Element location data
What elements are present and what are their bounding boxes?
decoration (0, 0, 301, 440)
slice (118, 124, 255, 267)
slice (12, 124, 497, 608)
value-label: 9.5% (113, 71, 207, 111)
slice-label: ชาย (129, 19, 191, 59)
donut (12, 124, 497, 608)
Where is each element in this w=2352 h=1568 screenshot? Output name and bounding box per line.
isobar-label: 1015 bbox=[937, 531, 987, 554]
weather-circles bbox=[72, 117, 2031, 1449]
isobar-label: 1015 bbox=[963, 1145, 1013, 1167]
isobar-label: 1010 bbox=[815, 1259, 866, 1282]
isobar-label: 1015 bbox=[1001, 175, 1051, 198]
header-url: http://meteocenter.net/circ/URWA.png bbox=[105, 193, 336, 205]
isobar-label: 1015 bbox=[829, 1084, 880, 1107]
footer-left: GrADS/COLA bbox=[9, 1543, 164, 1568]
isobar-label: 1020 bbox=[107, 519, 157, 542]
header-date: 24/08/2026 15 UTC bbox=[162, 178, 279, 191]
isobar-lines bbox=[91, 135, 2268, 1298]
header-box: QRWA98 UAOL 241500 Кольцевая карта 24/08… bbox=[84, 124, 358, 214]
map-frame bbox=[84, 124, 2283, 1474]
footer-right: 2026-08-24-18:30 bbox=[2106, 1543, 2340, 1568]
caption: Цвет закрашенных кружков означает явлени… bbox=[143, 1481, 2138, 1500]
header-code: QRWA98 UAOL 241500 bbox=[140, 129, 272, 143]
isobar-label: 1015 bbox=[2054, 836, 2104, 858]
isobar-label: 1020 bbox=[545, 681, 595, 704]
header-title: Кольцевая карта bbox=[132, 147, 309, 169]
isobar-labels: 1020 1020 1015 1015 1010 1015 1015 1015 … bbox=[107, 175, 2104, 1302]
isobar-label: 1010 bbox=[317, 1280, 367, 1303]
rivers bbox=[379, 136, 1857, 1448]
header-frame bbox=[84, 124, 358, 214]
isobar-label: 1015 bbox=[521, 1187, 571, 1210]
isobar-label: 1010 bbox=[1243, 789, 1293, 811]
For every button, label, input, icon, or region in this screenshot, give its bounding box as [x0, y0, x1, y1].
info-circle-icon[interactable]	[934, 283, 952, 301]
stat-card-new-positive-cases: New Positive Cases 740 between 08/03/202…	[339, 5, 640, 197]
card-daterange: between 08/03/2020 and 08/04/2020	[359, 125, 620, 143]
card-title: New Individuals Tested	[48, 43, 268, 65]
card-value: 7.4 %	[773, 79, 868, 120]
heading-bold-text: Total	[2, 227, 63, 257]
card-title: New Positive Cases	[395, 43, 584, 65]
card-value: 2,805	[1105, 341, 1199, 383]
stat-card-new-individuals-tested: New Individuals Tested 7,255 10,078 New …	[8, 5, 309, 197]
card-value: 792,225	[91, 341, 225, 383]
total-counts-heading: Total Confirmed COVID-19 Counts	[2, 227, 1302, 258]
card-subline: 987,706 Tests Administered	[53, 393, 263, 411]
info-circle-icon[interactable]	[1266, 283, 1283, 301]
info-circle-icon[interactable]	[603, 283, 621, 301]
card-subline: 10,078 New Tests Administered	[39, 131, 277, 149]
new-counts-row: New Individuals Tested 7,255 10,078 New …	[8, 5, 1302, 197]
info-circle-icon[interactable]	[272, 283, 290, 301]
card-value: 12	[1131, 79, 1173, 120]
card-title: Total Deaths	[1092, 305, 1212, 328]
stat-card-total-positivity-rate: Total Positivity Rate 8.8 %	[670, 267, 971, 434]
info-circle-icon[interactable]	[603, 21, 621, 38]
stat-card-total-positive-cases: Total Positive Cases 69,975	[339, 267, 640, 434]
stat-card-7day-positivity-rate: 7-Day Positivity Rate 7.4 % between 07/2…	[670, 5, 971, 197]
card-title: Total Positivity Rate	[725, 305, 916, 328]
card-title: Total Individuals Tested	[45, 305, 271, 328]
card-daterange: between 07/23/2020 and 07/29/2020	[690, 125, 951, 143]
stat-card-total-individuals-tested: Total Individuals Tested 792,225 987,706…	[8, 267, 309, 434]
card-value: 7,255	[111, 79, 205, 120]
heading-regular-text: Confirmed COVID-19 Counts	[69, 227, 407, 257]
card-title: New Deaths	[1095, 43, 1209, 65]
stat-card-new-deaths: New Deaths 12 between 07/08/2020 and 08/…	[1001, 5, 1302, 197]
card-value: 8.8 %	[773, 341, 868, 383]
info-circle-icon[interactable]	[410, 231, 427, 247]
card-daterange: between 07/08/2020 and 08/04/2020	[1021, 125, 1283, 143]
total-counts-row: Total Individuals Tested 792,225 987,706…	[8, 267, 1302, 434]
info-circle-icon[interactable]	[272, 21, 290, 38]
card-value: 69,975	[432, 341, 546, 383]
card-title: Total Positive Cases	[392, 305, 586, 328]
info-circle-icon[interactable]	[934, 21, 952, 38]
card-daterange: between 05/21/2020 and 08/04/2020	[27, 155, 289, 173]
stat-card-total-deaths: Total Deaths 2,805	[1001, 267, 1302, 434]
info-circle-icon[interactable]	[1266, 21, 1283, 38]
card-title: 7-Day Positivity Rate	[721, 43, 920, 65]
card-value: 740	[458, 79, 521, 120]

### Directions:
Convert the material above into a JSON list of strings with one string per line, omitting blank lines.

### Task output:
[
  "What elements are present and what are their bounding boxes?",
  "decoration (0, 0, 301, 440)",
  "slice (118, 124, 255, 267)",
  "slice (12, 124, 497, 608)",
  "value-label: 9.5% (113, 71, 207, 111)",
  "slice-label: ชาย (129, 19, 191, 59)",
  "donut (12, 124, 497, 608)",
  "Where is each element in this w=2352 h=1568 screenshot? Output name and bounding box per line.",
  "isobar-label: 1015 bbox=[937, 531, 987, 554]",
  "weather-circles bbox=[72, 117, 2031, 1449]",
  "isobar-label: 1015 bbox=[963, 1145, 1013, 1167]",
  "isobar-label: 1010 bbox=[815, 1259, 866, 1282]",
  "isobar-label: 1015 bbox=[1001, 175, 1051, 198]",
  "header-url: http://meteocenter.net/circ/URWA.png bbox=[105, 193, 336, 205]",
  "isobar-label: 1015 bbox=[829, 1084, 880, 1107]",
  "footer-left: GrADS/COLA bbox=[9, 1543, 164, 1568]",
  "isobar-label: 1020 bbox=[107, 519, 157, 542]",
  "header-date: 24/08/2026 15 UTC bbox=[162, 178, 279, 191]",
  "isobar-lines bbox=[91, 135, 2268, 1298]",
  "header-box: QRWA98 UAOL 241500 Кольцевая карта 24/08… bbox=[84, 124, 358, 214]",
  "map-frame bbox=[84, 124, 2283, 1474]",
  "footer-right: 2026-08-24-18:30 bbox=[2106, 1543, 2340, 1568]",
  "caption: Цвет закрашенных кружков означает явлени… bbox=[143, 1481, 2138, 1500]",
  "header-code: QRWA98 UAOL 241500 bbox=[140, 129, 272, 143]",
  "isobar-label: 1015 bbox=[2054, 836, 2104, 858]",
  "isobar-label: 1020 bbox=[545, 681, 595, 704]",
  "header-title: Кольцевая карта bbox=[132, 147, 309, 169]",
  "isobar-labels: 1020 1020 1015 1015 1010 1015 1015 1015 … bbox=[107, 175, 2104, 1302]",
  "isobar-label: 1010 bbox=[317, 1280, 367, 1303]",
  "rivers bbox=[379, 136, 1857, 1448]",
  "header-frame bbox=[84, 124, 358, 214]",
  "isobar-label: 1015 bbox=[521, 1187, 571, 1210]",
  "isobar-label: 1010 bbox=[1243, 789, 1293, 811]",
  "For every button, label, input, icon, or region in this screenshot, give its bounding box as [x0, y0, x1, y1].",
  "info-circle-icon[interactable]\t[934, 283, 952, 301]",
  "stat-card-new-positive-cases: New Positive Cases 740 between 08/03/202…\t[339, 5, 640, 197]",
  "card-daterange: between 08/03/2020 and 08/04/2020\t[359, 125, 620, 143]",
  "card-title: New Individuals Tested\t[48, 43, 268, 65]",
  "card-value: 7.4 %\t[773, 79, 868, 120]",
  "heading-bold-text: Total\t[2, 227, 63, 257]",
  "card-title: New Positive Cases\t[395, 43, 584, 65]",
  "card-value: 2,805\t[1105, 341, 1199, 383]",
  "stat-card-new-individuals-tested: New Individuals Tested 7,255 10,078 New …\t[8, 5, 309, 197]",
  "card-value: 792,225\t[91, 341, 225, 383]",
  "total-counts-heading: Total Confirmed COVID-19 Counts\t[2, 227, 1302, 258]",
  "card-subline: 987,706 Tests Administered\t[53, 393, 263, 411]",
  "info-circle-icon[interactable]\t[1266, 283, 1283, 301]",
  "info-circle-icon[interactable]\t[603, 283, 621, 301]",
  "card-subline: 10,078 New Tests Administered\t[39, 131, 277, 149]",
  "new-counts-row: New Individuals Tested 7,255 10,078 New …\t[8, 5, 1302, 197]",
  "info-circle-icon[interactable]\t[272, 283, 290, 301]",
  "card-value: 12\t[1131, 79, 1173, 120]",
  "card-title: Total Deaths\t[1092, 305, 1212, 328]",
  "stat-card-total-positivity-rate: Total Positivity Rate 8.8 %\t[670, 267, 971, 434]",
  "info-circle-icon[interactable]\t[603, 21, 621, 38]",
  "stat-card-total-positive-cases: Total Positive Cases 69,975\t[339, 267, 640, 434]",
  "stat-card-7day-positivity-rate: 7-Day Positivity Rate 7.4 % between 07/2…\t[670, 5, 971, 197]",
  "card-title: Total Positivity Rate\t[725, 305, 916, 328]",
  "card-title: Total Individuals Tested\t[45, 305, 271, 328]",
  "card-daterange: between 07/23/2020 and 07/29/2020\t[690, 125, 951, 143]",
  "stat-card-total-individuals-tested: Total Individuals Tested 792,225 987,706…\t[8, 267, 309, 434]",
  "card-value: 7,255\t[111, 79, 205, 120]",
  "heading-regular-text: Confirmed COVID-19 Counts\t[69, 227, 407, 257]",
  "card-title: New Deaths\t[1095, 43, 1209, 65]",
  "stat-card-new-deaths: New Deaths 12 between 07/08/2020 and 08/…\t[1001, 5, 1302, 197]",
  "card-value: 8.8 %\t[773, 341, 868, 383]",
  "info-circle-icon[interactable]\t[410, 231, 427, 247]",
  "card-daterange: between 07/08/2020 and 08/04/2020\t[1021, 125, 1283, 143]",
  "total-counts-row: Total Individuals Tested 792,225 987,706…\t[8, 267, 1302, 434]",
  "info-circle-icon[interactable]\t[272, 21, 290, 38]",
  "card-value: 69,975\t[432, 341, 546, 383]",
  "card-title: Total Positive Cases\t[392, 305, 586, 328]",
  "info-circle-icon[interactable]\t[934, 21, 952, 38]",
  "card-daterange: between 05/21/2020 and 08/04/2020\t[27, 155, 289, 173]",
  "stat-card-total-deaths: Total Deaths 2,805\t[1001, 267, 1302, 434]",
  "info-circle-icon[interactable]\t[1266, 21, 1283, 38]",
  "card-title: 7-Day Positivity Rate\t[721, 43, 920, 65]",
  "card-value: 740\t[458, 79, 521, 120]"
]